Type the records out again in full, exactly.

=====

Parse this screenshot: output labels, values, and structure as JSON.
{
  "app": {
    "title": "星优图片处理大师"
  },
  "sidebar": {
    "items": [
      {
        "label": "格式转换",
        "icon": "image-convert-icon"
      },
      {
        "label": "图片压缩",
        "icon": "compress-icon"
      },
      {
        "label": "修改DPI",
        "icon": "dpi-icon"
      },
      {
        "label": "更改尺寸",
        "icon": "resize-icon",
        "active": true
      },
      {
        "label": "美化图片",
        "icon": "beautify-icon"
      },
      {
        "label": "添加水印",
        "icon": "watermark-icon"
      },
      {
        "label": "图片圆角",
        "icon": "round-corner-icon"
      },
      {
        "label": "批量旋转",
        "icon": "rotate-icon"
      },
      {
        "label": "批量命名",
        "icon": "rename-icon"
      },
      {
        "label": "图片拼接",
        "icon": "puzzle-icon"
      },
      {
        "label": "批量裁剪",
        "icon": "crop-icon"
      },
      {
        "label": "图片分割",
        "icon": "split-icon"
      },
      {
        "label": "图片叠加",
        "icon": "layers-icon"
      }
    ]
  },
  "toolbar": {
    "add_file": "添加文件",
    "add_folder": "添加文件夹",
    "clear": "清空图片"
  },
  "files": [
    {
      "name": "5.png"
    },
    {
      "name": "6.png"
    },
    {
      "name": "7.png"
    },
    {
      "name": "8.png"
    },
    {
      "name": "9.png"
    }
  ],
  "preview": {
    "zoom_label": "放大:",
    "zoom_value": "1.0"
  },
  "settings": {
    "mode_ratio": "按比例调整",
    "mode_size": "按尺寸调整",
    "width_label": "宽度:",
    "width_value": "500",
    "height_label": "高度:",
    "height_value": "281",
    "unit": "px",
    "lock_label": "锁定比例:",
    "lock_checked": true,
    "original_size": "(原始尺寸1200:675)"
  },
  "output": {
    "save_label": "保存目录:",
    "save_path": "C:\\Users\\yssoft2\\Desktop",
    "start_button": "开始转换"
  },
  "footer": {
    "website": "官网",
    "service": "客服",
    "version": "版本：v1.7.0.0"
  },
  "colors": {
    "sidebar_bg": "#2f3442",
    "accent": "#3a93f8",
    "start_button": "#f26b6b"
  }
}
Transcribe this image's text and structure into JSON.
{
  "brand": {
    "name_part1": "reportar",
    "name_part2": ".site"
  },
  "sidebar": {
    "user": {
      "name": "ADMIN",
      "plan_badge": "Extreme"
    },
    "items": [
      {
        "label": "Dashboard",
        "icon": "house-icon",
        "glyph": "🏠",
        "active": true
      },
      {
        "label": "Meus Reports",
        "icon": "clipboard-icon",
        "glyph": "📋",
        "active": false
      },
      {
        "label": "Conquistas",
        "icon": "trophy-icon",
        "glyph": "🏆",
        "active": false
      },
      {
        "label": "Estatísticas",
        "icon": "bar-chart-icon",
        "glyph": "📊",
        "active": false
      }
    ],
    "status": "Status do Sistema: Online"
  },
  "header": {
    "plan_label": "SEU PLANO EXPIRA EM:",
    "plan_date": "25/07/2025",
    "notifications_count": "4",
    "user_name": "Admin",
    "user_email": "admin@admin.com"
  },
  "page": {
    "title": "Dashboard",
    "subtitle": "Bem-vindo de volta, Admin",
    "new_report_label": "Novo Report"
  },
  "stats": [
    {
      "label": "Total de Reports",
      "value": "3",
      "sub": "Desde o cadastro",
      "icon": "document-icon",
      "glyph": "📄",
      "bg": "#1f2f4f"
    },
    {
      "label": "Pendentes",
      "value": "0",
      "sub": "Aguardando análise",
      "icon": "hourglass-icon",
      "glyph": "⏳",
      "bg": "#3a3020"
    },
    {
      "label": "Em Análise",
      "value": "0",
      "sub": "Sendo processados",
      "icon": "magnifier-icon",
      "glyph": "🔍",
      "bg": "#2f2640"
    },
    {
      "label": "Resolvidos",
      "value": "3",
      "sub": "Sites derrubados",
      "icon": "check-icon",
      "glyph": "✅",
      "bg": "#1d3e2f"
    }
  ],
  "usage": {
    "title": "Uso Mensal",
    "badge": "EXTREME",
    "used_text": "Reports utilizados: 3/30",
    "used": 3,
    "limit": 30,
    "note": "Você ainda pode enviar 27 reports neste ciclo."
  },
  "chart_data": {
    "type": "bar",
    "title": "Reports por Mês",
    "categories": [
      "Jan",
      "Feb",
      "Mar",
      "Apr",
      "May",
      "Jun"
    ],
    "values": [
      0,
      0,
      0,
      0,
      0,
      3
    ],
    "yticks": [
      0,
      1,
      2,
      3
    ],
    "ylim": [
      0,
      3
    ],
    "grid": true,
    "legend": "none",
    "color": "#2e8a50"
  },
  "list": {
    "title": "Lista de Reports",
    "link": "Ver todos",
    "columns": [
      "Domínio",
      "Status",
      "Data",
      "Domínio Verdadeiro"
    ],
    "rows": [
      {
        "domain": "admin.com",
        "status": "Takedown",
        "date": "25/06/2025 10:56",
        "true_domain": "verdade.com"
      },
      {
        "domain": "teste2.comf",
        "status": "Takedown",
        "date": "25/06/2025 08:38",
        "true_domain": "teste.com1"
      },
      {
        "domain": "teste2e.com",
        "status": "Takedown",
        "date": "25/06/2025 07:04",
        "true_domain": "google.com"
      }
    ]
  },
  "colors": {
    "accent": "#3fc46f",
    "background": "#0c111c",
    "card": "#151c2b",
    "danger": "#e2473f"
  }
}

=====

• Finished answer:
Parse this screenshot: output labels, values, and structure as JSON.
{
  "app": {
    "title": "星优图片处理大师"
  },
  "sidebar": {
    "items": [
      {
        "label": "格式转换",
        "icon": "image-convert-icon"
      },
      {
        "label": "图片压缩",
        "icon": "compress-icon"
      },
      {
        "label": "修改DPI",
        "icon": "dpi-icon"
      },
      {
        "label": "更改尺寸",
        "icon": "resize-icon",
        "active": true
      },
      {
        "label": "美化图片",
        "icon": "beautify-icon"
      },
      {
        "label": "添加水印",
        "icon": "watermark-icon"
      },
      {
        "label": "图片圆角",
        "icon": "round-corner-icon"
      },
      {
        "label": "批量旋转",
        "icon": "rotate-icon"
      },
      {
        "label": "批量命名",
        "icon": "rename-icon"
      },
      {
        "label": "图片拼接",
        "icon": "puzzle-icon"
      },
      {
        "label": "批量裁剪",
        "icon": "crop-icon"
      },
      {
        "label": "图片分割",
        "icon": "split-icon"
      },
      {
        "label": "图片叠加",
        "icon": "layers-icon"
      }
    ]
  },
  "toolbar": {
    "add_file": "添加文件",
    "add_folder": "添加文件夹",
    "clear": "清空图片"
  },
  "files": [
    {
      "name": "5.png"
    },
    {
      "name": "6.png"
    },
    {
      "name": "7.png"
    },
    {
      "name": "8.png"
    },
    {
      "name": "9.png"
    }
  ],
  "preview": {
    "zoom_label": "放大:",
    "zoom_value": "1.0"
  },
  "settings": {
    "mode_ratio": "按比例调整",
    "mode_size": "按尺寸调整",
    "width_label": "宽度:",
    "width_value": "500",
    "height_label": "高度:",
    "height_value": "281",
    "unit": "px",
    "lock_label": "锁定比例:",
    "lock_checked": true,
    "original_size": "(原始尺寸1200:675)"
  },
  "output": {
    "save_label": "保存目录:",
    "save_path": "C:\\Users\\yssoft2\\Desktop",
    "start_button": "开始转换"
  },
  "footer": {
    "website": "官网",
    "service": "客服",
    "version": "版本：v1.7.0.0"
  },
  "colors": {
    "sidebar_bg": "#2f3442",
    "accent": "#3a93f8",
    "start_button": "#f26b6b"
  }
}
Transcribe this image's text and structure into JSON.
{
  "brand": {
    "name_part1": "reportar",
    "name_part2": ".site"
  },
  "sidebar": {
    "user": {
      "name": "ADMIN",
      "plan_badge": "Extreme"
    },
    "items": [
      {
        "label": "Dashboard",
        "icon": "house-icon",
        "glyph": "🏠",
        "active": true
      },
      {
        "label": "Meus Reports",
        "icon": "clipboard-icon",
        "glyph": "📋",
        "active": false
      },
      {
        "label": "Conquistas",
        "icon": "trophy-icon",
        "glyph": "🏆",
        "active": false
      },
      {
        "label": "Estatísticas",
        "icon": "bar-chart-icon",
        "glyph": "📊",
        "active": false
      }
    ],
    "status": "Status do Sistema: Online"
  },
  "header": {
    "plan_label": "SEU PLANO EXPIRA EM:",
    "plan_date": "25/07/2025",
    "notifications_count": "4",
    "user_name": "Admin",
    "user_email": "admin@admin.com"
  },
  "page": {
    "title": "Dashboard",
    "subtitle": "Bem-vindo de volta, Admin",
    "new_report_label": "Novo Report"
  },
  "stats": [
    {
      "label": "Total de Reports",
      "value": "3",
      "sub": "Desde o cadastro",
      "icon": "document-icon",
      "glyph": "📄",
      "bg": "#1f2f4f"
    },
    {
      "label": "Pendentes",
      "value": "0",
      "sub": "Aguardando análise",
      "icon": "hourglass-icon",
      "glyph": "⏳",
      "bg": "#3a3020"
    },
    {
      "label": "Em Análise",
      "value": "0",
      "sub": "Sendo processados",
      "icon": "magnifier-icon",
      "glyph": "🔍",
      "bg": "#2f2640"
    },
    {
      "label": "Resolvidos",
      "value": "3",
      "sub": "Sites derrubados",
      "icon": "check-icon",
      "glyph": "✅",
      "bg": "#1d3e2f"
    }
  ],
  "usage": {
    "title": "Uso Mensal",
    "badge": "EXTREME",
    "used_text": "Reports utilizados: 3/30",
    "used": 3,
    "limit": 30,
    "note": "Você ainda pode enviar 27 reports neste ciclo."
  },
  "chart_data": {
    "type": "bar",
    "title": "Reports por Mês",
    "categories": [
      "Jan",
      "Feb",
      "Mar",
      "Apr",
      "May",
      "Jun"
    ],
    "values": [
      0,
      0,
      0,
      0,
      0,
      3
    ],
    "yticks": [
      0,
      1,
      2,
      3
    ],
    "ylim": [
      0,
      3
    ],
    "grid": true,
    "legend": "none",
    "color": "#2e8a50"
  },
  "list": {
    "title": "Lista de Reports",
    "link": "Ver todos",
    "columns": [
      "Domínio",
      "Status",
      "Data",
      "Domínio Verdadeiro"
    ],
    "rows": [
      {
        "domain": "admin.com",
        "status": "Takedown",
        "date": "25/06/2025 10:56",
        "true_domain": "verdade.com"
      },
      {
        "domain": "teste2.comf",
        "status": "Takedown",
        "date": "25/06/2025 08:38",
        "true_domain": "teste.com1"
      },
      {
        "domain": "teste2e.com",
        "status": "Takedown",
        "date": "25/06/2025 07:04",
        "true_domain": "google.com"
      }
    ]
  },
  "colors": {
    "accent": "#3fc46f",
    "background": "#0c111c",
    "card": "#151c2b",
    "danger": "#e2473f"
  }
}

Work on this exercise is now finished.